Records from a collection:
-- Begin --
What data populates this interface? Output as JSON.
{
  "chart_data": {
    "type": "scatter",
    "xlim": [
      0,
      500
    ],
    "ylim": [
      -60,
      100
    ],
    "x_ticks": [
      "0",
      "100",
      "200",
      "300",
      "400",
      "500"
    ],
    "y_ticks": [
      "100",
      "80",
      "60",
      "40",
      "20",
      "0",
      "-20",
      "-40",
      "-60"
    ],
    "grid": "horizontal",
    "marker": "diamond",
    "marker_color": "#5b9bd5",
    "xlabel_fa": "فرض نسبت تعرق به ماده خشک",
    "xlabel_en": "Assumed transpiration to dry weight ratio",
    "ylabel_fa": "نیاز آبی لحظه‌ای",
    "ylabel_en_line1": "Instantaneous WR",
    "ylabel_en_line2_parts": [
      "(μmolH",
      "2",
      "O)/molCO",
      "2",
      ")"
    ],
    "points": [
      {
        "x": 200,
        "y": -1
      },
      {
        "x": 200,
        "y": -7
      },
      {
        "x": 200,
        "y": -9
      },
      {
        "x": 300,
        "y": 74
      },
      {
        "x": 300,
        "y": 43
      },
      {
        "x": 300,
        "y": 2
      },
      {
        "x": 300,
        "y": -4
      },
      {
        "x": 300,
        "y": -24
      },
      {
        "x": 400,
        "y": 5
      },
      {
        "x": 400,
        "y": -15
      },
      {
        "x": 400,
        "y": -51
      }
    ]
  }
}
-- End --
**Your instructions**
Repeat the data in its entirety, character for character.

**Reply**
What data populates this interface? Output as JSON.
{
  "chart_data": {
    "type": "scatter",
    "xlim": [
      0,
      500
    ],
    "ylim": [
      -60,
      100
    ],
    "x_ticks": [
      "0",
      "100",
      "200",
      "300",
      "400",
      "500"
    ],
    "y_ticks": [
      "100",
      "80",
      "60",
      "40",
      "20",
      "0",
      "-20",
      "-40",
      "-60"
    ],
    "grid": "horizontal",
    "marker": "diamond",
    "marker_color": "#5b9bd5",
    "xlabel_fa": "فرض نسبت تعرق به ماده خشک",
    "xlabel_en": "Assumed transpiration to dry weight ratio",
    "ylabel_fa": "نیاز آبی لحظه‌ای",
    "ylabel_en_line1": "Instantaneous WR",
    "ylabel_en_line2_parts": [
      "(μmolH",
      "2",
      "O)/molCO",
      "2",
      ")"
    ],
    "points": [
      {
        "x": 200,
        "y": -1
      },
      {
        "x": 200,
        "y": -7
      },
      {
        "x": 200,
        "y": -9
      },
      {
        "x": 300,
        "y": 74
      },
      {
        "x": 300,
        "y": 43
      },
      {
        "x": 300,
        "y": 2
      },
      {
        "x": 300,
        "y": -4
      },
      {
        "x": 300,
        "y": -24
      },
      {
        "x": 400,
        "y": 5
      },
      {
        "x": 400,
        "y": -15
      },
      {
        "x": 400,
        "y": -51
      }
    ]
  }
}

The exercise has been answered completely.